### Исходный отрывок

^^^^

«Я обязываю вас всех, — закончил свое выступление Готцель, — ознакомиться в канцелярии с директивами и указаниями штаба верховного командования об отношении к военнопленным и их охране».
Для меня среда военнопленных, из которых я собирался вербовать агентов для совершения диверсий, была совершенно незнакомой, и я уже стал сомневаться, насколько можно использовать свой прошлый вербовочный опыт.
После ознакомления с директивными документами относительно военнопленных я решил побывать в нескольких лагерях. Вместе с другими вербовщиками мы посетили два смоленских лагеря, где содержалось более ста тысяч пленных. В центральном лагере № 126 среди барачных рядов бродили измученные, истощенные тени людей. Ветхая одежда, рваная, выцветшая от дождя, снега и солнца, делала их похожими на огородные пугала. Начальник лагеря познакомил нас с порядком и условиями содержания пленных, пожаловался на слабую охрану, массовые болезни и плохое питание. Несмотря на тяжелые каторжные работы по 13–15 часов, пленный получал 150–180 граммов хлеба, содержащего 30 % ржаной муки грубого помола, остальное — опилки и солома. К хлебу давался литр варева — суп из травы и порченого картофеля. От голода, холода и болезней в лагере с сентября 1941 года умерло более 10 тысяч человек. Хоронили по 30–50 пленных в день…
Затем начальник показал документацию: каждый пленный имеет номер, на каждого ведется карточка, где наряду с установочными данными указываются биографические сведения о службе, времени, месте и обстоятельствах пленения. «Тысячи узников, умирающих друг у друга на глазах, — размышлял я. — Это не только номера. Каждый имеет свое имя, облик, душу. И если он еще ходит — значит, не сломился духовно и не утратил волю к жизни». Я видел и явственно ощущал, что человек, ежедневно живущий в лагере среди испытаний и ужасов, привыкает к ним. Его стараются задушить и уничтожить, а он думает о многих вещах, противоположных смерти. В этом его сила жизни.

^^^^

### Выдержки из данных
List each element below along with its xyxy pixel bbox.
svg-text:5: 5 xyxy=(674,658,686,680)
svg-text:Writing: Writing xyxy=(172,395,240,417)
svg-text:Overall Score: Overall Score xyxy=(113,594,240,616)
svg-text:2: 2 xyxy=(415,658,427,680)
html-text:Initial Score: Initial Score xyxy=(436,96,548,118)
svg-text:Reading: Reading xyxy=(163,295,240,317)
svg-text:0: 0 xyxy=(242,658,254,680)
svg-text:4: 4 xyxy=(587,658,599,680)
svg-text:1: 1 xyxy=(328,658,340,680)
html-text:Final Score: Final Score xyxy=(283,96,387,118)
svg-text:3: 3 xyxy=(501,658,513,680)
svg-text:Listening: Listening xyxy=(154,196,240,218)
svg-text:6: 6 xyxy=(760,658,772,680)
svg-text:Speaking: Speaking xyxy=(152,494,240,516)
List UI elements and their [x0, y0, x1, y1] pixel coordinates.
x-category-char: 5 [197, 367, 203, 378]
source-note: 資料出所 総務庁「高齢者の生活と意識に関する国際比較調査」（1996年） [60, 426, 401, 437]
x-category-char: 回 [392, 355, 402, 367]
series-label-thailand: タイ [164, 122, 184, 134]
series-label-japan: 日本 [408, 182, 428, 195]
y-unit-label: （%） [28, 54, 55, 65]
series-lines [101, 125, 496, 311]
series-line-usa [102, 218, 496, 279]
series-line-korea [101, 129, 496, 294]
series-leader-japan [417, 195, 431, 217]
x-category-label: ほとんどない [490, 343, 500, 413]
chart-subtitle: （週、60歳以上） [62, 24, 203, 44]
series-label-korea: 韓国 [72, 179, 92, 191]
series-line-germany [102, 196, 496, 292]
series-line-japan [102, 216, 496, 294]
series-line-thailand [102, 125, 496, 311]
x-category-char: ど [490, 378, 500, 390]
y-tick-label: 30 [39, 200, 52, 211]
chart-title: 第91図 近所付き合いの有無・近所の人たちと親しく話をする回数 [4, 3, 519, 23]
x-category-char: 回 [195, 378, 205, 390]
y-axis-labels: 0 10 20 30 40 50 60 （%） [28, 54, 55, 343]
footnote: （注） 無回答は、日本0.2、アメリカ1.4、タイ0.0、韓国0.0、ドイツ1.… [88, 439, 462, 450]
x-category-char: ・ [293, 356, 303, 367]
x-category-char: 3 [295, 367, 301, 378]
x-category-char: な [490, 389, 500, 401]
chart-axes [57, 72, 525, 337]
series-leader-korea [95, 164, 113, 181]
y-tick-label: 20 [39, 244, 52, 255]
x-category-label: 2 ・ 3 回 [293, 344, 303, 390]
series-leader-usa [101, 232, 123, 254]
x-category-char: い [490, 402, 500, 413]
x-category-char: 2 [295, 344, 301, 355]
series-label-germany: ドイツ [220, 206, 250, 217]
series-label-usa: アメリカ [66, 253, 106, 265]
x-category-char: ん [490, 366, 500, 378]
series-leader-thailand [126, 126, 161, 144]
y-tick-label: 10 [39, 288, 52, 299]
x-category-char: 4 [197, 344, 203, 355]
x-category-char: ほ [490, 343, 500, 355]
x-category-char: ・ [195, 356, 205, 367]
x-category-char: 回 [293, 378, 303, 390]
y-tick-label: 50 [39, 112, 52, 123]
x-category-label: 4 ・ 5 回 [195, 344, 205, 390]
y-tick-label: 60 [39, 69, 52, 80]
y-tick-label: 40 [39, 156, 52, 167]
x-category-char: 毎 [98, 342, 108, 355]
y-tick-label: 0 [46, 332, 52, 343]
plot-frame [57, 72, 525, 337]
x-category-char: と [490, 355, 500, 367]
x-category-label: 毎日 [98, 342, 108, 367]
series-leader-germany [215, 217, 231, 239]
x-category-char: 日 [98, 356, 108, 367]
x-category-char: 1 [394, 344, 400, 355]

^^^^

### Задачи для решения
1/ Сколько граммов хлеба получал пленный, согласно рассказу о смоленских лагерях военнопленных?
2/ Перепишите дословно часть рассказа о смоленских лагерях военнопленных, начиная со слов «Для меня среда» и продолжая до слов «прошлый вербовочный опыт.».
3/ Продолжите рассказ о смоленских лагерях военнопленных, начав сразу после его последнего предложения.

### Ответы по пунктам
1/ Пленный получал 150–180 граммов хлеба.

2/
Для меня среда военнопленных, из которых я собирался вербовать агентов для совершения диверсий, была совершенно незнакомой, и я уже стал сомневаться, насколько можно использовать свой прошлый вербовочный опыт.

3/
В связи с этим я попросил коменданта поделиться мнением о настроениях пленных: на что рассчитывают, на что надеются в этих условиях лагеря? Комендант ответил: «По моим и моих подчиненных наблюдениям к весне 1942 года я понял, что лагерь живет двумя жизнями. Одна идет неотвратимым путем строгого режима, безысходных мук и лишений. В другой жизни — коллективизм дружбы, взаимная поддержка и выручка. Вот это и помогает пленным выжить: сегодня твою жизнь спас товарищ, а завтра ты его. Ничего подобного я не видел в лагерях пленных французов и поляков, где в свое время был комендантом. На что рассчитывают, на что надеются пленные? Конечно, физически они истощены, но духовно не сломлены и воли к жизни не утратили, потому что избегают одиночества и не поражены западным эгоизмом. Почти все они верят в победу своей армии, ведь фронт стоит в ста километрах, под Вязьмой, а год назад стоял у стен Москвы. Они надеются, что Красная Армия и ее командиры научатся воевать, соберутся с силами и рванут на Запад. Сами же они надеются на лето, когда будет полегче и можно будет бежать к партизанам, которых полно вокруг Смоленска. В прошлом году только в сентябре бежало пять тысяч человек, и нынче, при такой слабой охране из пожилых резервистов, побеги увеличатся».
«И последний вопрос к вам, господин полковник. Я и мои коллеги впервые встречаемся с военнопленными Красной Армии, среди которых нам приказано вербовать агентуру для абвера. Как, на ваш взгляд, целесообразнее организовать нам эту работу: объявить ли всему лагерю о предложении добровольно служить в военной разведке или выявлять желающих добровольцев в индивидуальных беседах?»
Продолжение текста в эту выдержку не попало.